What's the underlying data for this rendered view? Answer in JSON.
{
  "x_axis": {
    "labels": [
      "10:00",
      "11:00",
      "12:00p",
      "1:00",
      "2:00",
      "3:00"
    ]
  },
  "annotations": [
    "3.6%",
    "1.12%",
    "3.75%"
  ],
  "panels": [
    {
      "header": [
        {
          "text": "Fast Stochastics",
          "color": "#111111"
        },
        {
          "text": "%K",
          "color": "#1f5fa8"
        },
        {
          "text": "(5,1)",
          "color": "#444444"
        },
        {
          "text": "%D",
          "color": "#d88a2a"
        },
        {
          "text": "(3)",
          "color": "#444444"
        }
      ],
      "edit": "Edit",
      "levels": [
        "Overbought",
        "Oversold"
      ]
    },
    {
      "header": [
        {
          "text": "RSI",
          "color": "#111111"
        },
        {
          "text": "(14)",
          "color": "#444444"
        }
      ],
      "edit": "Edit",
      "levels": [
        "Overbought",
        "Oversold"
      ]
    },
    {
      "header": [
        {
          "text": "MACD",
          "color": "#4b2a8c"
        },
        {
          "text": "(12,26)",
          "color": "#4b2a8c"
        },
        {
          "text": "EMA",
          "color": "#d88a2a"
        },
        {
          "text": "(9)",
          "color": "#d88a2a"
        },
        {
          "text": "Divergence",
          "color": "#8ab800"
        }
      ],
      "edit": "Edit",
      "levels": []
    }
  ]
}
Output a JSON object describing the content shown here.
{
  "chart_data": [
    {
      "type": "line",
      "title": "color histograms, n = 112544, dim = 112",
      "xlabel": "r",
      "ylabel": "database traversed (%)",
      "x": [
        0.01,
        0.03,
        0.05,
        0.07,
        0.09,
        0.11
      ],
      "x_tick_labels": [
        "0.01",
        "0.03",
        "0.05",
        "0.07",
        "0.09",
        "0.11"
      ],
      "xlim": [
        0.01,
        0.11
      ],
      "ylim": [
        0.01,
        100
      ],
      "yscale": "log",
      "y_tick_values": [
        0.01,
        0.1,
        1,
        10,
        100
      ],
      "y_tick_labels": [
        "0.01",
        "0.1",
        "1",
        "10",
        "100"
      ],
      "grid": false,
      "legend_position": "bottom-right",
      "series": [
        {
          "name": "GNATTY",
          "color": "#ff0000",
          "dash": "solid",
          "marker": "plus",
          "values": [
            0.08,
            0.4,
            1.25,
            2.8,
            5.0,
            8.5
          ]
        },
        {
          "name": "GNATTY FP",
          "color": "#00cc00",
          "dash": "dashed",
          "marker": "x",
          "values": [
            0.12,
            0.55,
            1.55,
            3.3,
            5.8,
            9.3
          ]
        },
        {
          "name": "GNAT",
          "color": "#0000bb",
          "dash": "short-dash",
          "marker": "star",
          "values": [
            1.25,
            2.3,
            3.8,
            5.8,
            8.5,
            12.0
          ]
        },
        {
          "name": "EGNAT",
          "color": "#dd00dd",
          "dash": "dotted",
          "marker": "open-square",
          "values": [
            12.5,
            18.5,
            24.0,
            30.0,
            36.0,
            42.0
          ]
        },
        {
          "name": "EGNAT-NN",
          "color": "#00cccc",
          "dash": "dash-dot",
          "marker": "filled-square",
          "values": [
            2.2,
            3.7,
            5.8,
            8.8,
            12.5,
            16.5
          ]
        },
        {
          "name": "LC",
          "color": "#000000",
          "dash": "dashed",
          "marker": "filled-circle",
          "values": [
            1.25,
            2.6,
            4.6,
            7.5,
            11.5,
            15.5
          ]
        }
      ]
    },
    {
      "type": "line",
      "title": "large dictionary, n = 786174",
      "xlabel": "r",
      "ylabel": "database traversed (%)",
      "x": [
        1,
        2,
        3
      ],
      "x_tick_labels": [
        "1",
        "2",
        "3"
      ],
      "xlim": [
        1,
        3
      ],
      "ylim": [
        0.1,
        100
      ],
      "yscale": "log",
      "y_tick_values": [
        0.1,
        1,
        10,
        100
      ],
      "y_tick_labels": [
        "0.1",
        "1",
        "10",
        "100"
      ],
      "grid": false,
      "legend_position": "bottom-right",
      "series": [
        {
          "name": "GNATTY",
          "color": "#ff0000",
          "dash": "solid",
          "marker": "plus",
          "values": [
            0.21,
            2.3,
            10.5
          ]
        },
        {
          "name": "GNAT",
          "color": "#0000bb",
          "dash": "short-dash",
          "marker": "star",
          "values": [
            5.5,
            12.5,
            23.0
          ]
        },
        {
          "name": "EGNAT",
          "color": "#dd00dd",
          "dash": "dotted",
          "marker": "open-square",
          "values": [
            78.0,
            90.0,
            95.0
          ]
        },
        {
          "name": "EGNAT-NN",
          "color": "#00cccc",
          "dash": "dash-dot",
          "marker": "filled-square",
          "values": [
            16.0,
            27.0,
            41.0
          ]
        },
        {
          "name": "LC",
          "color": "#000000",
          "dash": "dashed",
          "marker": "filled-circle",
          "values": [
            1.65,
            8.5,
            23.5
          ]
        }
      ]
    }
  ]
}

________________

Pull out each line of the records holding the string "text".

          "text": "Fast Stochastics",
          "text": "%K",
          "text": "(5,1)",
          "text": "%D",
          "text": "(3)",
          "text": "RSI",
          "text": "(14)",
          "text": "MACD",
          "text": "(12,26)",
          "text": "EMA",
          "text": "(9)",
          "text": "Divergence",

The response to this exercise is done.